SET TASK: Look through the data below and count each line where the word "VersaBot" appears. Reply with the count alone.

(Stored entries)

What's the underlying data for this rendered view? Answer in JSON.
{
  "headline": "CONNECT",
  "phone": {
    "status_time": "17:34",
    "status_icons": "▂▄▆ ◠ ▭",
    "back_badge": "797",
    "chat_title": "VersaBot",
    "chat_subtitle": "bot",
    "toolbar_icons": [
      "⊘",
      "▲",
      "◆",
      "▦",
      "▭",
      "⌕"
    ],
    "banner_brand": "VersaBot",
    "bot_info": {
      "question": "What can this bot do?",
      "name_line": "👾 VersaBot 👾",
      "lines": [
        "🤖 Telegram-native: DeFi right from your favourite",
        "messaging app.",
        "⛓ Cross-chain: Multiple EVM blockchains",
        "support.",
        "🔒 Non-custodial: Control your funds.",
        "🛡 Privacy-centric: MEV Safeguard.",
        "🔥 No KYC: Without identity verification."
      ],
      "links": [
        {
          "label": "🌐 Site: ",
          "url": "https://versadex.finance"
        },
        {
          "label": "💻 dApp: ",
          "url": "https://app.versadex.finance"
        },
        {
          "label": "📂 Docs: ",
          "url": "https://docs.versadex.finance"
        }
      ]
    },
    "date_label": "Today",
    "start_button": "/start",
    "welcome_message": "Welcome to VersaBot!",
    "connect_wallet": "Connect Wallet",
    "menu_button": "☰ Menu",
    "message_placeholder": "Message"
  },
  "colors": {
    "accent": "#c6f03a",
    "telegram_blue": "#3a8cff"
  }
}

--

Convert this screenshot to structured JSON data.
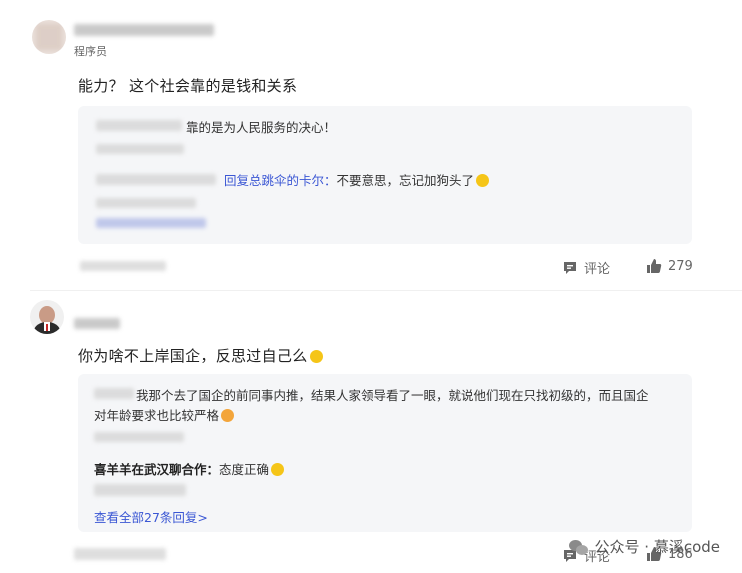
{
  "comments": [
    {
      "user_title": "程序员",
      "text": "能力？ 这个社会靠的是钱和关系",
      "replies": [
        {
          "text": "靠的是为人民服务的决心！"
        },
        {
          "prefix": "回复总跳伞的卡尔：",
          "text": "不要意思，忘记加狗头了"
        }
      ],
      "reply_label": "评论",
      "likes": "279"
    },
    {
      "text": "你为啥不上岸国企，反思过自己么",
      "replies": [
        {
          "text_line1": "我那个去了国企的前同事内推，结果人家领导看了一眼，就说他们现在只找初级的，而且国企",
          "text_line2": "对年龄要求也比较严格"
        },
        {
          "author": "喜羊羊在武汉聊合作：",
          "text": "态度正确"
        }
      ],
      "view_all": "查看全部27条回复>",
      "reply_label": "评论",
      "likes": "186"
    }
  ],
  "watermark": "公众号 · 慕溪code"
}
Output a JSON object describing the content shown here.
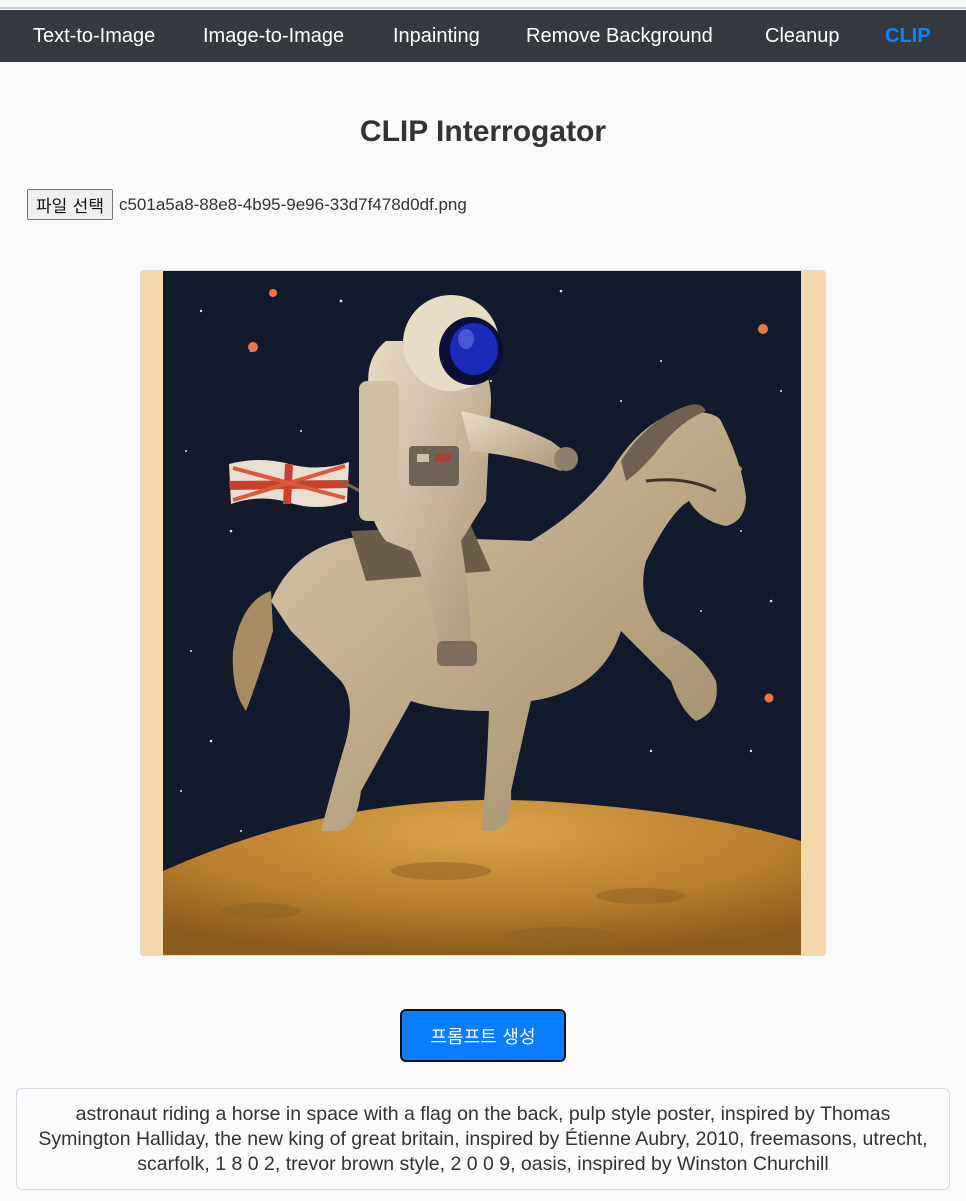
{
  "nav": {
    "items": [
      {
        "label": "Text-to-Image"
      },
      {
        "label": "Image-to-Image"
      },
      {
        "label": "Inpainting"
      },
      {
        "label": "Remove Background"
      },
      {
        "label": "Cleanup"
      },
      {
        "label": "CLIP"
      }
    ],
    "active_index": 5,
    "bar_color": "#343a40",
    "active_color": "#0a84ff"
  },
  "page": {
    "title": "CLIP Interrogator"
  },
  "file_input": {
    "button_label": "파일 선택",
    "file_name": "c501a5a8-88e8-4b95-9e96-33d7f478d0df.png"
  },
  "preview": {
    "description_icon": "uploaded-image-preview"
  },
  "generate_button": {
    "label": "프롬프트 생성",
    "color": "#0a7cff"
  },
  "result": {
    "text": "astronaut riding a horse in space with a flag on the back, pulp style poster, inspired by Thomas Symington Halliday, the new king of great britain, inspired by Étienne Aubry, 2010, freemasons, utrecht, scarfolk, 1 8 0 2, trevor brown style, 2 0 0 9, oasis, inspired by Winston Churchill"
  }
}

TASK RESPONSE: 4